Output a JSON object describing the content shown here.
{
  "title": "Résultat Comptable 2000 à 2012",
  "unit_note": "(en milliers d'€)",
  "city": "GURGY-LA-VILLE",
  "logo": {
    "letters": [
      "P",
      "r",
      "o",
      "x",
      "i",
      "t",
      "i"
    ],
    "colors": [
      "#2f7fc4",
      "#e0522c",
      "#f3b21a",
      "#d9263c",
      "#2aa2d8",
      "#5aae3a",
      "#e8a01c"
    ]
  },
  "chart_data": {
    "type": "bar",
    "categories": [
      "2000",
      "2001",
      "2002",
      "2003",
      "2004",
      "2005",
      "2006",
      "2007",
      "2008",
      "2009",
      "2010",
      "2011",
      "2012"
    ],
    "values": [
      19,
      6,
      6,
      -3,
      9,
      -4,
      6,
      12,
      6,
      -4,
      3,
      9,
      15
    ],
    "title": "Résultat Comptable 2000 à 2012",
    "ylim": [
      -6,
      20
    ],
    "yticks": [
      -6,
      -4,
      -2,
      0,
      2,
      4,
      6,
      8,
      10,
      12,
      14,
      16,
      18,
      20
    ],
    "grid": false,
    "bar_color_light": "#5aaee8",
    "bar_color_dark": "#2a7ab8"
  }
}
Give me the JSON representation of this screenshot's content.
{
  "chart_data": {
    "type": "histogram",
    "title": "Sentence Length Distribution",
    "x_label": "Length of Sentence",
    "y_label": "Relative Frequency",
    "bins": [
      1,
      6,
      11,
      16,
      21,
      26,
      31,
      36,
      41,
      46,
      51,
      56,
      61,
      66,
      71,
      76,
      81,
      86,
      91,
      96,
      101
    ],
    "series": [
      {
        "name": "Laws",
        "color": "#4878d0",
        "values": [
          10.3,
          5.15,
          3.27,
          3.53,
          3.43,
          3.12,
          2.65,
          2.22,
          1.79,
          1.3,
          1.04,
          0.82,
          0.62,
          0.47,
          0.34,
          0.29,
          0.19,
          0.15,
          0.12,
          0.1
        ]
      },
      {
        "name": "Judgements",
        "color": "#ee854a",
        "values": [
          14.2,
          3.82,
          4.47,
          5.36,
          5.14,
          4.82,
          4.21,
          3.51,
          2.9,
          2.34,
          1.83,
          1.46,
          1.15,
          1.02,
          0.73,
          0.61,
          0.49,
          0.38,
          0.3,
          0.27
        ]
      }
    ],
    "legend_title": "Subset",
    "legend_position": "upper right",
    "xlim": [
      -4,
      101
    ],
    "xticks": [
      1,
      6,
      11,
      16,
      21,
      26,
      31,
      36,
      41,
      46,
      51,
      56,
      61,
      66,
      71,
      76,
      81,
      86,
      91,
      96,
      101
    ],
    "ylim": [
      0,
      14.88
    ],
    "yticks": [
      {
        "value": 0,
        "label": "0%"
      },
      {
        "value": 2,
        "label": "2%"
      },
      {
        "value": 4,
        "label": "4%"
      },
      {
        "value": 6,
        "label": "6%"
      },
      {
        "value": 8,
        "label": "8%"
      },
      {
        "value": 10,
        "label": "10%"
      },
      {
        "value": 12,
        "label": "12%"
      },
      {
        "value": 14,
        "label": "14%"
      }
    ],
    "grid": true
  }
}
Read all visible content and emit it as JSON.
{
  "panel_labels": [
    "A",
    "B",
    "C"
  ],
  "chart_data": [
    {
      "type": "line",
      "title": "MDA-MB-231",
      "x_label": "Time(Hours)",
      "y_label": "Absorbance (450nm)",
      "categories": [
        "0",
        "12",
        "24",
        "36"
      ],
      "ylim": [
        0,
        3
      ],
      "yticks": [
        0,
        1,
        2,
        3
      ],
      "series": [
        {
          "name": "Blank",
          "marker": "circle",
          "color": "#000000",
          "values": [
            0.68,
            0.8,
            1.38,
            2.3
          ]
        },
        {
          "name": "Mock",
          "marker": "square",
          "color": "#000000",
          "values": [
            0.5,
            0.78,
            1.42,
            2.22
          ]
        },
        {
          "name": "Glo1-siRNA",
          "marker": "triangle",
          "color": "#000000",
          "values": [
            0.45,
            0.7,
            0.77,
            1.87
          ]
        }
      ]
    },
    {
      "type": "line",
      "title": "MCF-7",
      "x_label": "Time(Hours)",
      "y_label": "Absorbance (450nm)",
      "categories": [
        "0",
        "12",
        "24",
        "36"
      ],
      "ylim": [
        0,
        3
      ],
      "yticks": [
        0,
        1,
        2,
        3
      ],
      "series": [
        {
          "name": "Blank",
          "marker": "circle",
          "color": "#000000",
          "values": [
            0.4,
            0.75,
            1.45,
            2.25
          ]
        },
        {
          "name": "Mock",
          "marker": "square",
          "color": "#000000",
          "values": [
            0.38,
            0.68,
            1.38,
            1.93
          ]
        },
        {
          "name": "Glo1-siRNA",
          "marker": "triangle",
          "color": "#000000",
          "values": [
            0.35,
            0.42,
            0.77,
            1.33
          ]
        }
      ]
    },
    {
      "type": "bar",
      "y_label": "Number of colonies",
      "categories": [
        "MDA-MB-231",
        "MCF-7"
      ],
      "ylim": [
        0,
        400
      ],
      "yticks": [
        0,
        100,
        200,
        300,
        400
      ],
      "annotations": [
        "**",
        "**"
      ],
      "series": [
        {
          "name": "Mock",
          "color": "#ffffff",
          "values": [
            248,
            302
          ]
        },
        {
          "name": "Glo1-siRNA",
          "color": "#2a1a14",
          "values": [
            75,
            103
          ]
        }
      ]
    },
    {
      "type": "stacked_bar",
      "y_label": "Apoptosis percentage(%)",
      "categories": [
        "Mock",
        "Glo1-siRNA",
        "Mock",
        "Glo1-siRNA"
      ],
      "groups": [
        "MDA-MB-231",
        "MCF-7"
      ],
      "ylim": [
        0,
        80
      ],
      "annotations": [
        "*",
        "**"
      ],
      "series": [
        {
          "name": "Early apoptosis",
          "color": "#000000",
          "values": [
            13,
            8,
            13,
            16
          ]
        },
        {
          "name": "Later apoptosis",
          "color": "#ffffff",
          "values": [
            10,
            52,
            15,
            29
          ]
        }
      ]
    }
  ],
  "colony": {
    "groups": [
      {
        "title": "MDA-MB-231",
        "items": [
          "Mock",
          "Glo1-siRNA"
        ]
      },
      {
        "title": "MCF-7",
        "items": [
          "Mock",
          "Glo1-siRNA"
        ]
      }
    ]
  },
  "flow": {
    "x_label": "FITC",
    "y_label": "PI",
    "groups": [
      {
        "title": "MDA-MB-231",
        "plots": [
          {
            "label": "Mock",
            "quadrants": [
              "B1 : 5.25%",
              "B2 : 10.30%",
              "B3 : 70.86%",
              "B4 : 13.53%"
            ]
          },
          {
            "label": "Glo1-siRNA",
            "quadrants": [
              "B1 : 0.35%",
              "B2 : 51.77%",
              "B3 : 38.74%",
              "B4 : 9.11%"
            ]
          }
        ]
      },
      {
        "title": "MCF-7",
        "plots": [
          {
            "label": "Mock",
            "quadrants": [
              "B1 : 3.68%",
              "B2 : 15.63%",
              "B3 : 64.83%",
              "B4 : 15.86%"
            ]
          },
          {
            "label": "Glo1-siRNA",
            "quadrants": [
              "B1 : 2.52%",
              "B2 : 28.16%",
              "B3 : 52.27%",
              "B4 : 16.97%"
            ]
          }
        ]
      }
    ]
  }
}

= = = = = = =

Among the entries above, how many lines hold the string "Length"? Respond with nothing but the number.

2